Collected data entries:
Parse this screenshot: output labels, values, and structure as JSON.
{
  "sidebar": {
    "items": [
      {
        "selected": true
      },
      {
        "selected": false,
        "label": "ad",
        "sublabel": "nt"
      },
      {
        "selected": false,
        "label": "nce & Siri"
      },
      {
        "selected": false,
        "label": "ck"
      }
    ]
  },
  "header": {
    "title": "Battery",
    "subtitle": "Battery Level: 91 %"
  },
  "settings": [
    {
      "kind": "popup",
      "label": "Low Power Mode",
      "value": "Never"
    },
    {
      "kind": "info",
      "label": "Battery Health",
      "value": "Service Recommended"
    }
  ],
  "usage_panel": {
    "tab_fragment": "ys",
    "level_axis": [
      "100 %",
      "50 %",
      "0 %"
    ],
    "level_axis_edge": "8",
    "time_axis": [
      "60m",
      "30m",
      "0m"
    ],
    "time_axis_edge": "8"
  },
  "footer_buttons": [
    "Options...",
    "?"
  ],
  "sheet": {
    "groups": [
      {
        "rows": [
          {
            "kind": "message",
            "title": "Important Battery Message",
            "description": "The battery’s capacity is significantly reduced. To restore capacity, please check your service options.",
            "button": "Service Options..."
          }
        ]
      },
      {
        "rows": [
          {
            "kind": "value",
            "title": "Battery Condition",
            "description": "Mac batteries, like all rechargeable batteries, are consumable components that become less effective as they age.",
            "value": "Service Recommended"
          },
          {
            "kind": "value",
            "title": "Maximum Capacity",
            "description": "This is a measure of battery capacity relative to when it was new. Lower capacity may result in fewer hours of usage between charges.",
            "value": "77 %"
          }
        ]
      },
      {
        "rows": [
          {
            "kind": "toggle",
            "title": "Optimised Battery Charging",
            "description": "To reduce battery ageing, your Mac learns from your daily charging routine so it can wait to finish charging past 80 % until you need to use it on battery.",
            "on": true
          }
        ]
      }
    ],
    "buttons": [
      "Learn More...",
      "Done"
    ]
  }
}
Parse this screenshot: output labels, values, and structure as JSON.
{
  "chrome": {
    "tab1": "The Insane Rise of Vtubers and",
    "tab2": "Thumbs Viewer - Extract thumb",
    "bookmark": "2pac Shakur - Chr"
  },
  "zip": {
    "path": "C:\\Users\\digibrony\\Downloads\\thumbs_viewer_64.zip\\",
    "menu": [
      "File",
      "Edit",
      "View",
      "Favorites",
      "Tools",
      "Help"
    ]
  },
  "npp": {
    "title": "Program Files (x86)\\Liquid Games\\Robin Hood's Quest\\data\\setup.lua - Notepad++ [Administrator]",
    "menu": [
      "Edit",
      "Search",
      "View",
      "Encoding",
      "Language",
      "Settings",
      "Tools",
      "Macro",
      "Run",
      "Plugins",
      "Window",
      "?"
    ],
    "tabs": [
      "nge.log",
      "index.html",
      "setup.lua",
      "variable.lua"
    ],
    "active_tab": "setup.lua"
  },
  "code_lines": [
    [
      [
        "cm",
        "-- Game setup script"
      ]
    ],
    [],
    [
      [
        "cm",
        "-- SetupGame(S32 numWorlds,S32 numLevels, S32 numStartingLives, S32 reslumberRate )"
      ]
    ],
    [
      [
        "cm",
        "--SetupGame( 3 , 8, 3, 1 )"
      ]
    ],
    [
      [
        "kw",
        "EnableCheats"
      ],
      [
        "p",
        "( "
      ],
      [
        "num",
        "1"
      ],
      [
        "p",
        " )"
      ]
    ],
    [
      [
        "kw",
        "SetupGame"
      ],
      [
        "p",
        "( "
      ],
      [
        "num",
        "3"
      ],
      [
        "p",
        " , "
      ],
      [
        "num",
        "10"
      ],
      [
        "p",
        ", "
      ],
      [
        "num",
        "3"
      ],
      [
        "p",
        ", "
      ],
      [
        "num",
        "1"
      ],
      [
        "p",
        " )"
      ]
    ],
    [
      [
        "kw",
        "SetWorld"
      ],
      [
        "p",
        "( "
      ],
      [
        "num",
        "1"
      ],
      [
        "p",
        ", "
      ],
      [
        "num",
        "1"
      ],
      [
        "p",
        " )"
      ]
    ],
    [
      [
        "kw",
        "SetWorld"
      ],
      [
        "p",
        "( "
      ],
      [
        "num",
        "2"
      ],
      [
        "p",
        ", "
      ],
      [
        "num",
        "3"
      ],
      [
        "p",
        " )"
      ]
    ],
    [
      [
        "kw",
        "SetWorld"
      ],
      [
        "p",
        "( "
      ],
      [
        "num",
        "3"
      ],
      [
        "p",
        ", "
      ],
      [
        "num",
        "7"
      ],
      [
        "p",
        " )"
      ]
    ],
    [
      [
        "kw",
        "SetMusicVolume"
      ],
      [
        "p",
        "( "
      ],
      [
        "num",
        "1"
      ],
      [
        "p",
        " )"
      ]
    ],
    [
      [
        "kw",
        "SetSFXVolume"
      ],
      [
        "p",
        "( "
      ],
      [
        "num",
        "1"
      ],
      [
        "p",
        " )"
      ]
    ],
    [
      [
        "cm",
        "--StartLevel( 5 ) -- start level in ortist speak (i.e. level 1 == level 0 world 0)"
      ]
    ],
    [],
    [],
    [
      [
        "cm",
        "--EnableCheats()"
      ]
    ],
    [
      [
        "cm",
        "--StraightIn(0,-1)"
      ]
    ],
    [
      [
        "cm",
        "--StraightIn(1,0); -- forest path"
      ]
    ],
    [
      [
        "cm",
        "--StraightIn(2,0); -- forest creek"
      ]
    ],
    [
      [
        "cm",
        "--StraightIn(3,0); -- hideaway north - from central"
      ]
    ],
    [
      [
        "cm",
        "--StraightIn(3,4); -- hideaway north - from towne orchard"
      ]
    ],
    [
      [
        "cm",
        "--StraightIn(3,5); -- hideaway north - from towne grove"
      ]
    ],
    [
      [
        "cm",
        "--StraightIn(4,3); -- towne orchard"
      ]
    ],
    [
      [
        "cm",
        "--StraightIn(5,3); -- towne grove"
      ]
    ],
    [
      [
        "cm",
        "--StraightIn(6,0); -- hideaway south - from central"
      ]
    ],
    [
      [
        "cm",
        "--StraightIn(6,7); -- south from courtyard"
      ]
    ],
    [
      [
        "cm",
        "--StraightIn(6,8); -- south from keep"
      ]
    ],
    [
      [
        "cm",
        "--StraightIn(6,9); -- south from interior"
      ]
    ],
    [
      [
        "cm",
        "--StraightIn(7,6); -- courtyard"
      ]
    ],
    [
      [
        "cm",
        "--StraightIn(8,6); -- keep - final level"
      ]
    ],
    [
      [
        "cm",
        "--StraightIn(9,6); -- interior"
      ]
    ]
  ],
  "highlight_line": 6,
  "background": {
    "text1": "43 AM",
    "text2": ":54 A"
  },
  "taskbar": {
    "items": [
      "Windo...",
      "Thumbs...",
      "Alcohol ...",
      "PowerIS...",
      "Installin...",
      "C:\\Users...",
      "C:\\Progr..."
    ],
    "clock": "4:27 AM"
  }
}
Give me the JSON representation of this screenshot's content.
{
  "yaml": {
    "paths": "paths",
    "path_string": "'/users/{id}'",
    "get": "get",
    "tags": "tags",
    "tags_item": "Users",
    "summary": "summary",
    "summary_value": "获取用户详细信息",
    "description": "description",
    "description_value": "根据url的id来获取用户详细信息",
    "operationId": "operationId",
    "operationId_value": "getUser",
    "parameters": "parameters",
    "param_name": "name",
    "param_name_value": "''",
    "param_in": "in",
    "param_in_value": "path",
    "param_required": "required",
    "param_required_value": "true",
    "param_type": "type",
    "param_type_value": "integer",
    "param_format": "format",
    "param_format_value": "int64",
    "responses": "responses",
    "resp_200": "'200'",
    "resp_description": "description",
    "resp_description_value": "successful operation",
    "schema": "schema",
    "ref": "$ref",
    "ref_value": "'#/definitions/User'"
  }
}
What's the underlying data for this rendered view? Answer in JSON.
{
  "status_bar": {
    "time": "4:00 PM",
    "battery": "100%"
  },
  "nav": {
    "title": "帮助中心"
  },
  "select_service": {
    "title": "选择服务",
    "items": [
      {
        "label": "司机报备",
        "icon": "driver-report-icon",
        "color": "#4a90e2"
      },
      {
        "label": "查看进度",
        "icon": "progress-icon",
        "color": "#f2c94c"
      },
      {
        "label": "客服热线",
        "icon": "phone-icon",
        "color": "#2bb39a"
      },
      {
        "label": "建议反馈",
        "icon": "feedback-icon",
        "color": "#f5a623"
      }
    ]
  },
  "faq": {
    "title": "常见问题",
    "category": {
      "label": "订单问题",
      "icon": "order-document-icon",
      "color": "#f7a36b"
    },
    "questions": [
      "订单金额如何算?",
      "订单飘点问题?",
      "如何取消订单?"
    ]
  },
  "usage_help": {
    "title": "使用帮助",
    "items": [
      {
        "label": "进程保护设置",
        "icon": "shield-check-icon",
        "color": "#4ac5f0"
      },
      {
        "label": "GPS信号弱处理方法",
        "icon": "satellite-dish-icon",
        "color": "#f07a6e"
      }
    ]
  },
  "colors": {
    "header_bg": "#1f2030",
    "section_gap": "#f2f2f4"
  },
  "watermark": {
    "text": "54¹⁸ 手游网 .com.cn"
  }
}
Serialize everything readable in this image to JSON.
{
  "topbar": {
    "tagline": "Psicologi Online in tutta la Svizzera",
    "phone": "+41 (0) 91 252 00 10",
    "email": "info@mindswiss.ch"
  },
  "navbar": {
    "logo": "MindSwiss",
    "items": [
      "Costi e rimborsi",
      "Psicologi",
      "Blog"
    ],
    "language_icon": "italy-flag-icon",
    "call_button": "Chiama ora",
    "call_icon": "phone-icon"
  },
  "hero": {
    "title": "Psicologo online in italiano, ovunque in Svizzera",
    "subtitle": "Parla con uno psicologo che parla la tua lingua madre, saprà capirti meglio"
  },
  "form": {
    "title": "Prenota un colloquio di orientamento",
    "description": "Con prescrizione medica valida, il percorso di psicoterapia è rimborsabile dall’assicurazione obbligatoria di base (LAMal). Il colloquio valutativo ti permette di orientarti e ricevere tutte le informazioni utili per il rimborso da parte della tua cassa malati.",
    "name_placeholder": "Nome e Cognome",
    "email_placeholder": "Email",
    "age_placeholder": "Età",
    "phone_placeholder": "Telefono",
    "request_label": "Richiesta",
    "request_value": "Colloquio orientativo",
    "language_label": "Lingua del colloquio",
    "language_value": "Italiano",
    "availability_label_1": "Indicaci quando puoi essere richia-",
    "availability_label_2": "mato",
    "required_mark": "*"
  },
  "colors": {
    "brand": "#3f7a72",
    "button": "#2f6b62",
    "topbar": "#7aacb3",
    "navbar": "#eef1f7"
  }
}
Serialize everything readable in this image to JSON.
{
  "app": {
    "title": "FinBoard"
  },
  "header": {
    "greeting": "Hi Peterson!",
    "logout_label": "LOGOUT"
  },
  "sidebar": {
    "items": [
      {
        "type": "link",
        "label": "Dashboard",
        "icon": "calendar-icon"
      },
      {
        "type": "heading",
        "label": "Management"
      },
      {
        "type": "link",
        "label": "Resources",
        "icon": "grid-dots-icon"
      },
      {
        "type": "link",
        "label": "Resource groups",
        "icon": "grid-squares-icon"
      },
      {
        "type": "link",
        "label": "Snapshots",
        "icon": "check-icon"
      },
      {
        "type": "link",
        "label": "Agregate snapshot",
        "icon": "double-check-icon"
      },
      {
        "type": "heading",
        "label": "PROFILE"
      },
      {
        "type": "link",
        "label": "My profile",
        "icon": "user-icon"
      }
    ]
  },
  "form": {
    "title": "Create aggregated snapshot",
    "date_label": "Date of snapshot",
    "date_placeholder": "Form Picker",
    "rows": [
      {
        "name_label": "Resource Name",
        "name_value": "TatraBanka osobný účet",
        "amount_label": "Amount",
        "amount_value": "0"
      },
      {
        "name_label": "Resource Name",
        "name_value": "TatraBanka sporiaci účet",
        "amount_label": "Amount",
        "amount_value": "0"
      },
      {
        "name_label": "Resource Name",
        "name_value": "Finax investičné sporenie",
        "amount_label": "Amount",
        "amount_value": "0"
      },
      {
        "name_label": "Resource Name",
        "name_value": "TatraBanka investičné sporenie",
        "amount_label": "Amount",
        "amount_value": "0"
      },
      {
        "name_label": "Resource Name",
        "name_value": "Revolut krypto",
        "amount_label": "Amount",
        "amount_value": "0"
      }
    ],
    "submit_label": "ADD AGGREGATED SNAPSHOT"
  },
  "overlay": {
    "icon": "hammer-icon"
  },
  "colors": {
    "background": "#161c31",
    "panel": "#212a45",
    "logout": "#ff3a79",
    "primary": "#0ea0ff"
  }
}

What is expected: Sift the material for lines with the string "south". Copy each one found.

Result for this exercise:
        "--StraightIn(6,0); -- hideaway south - from central"
        "--StraightIn(6,7); -- south from courtyard"
        "--StraightIn(6,8); -- south from keep"
        "--StraightIn(6,9); -- south from interior"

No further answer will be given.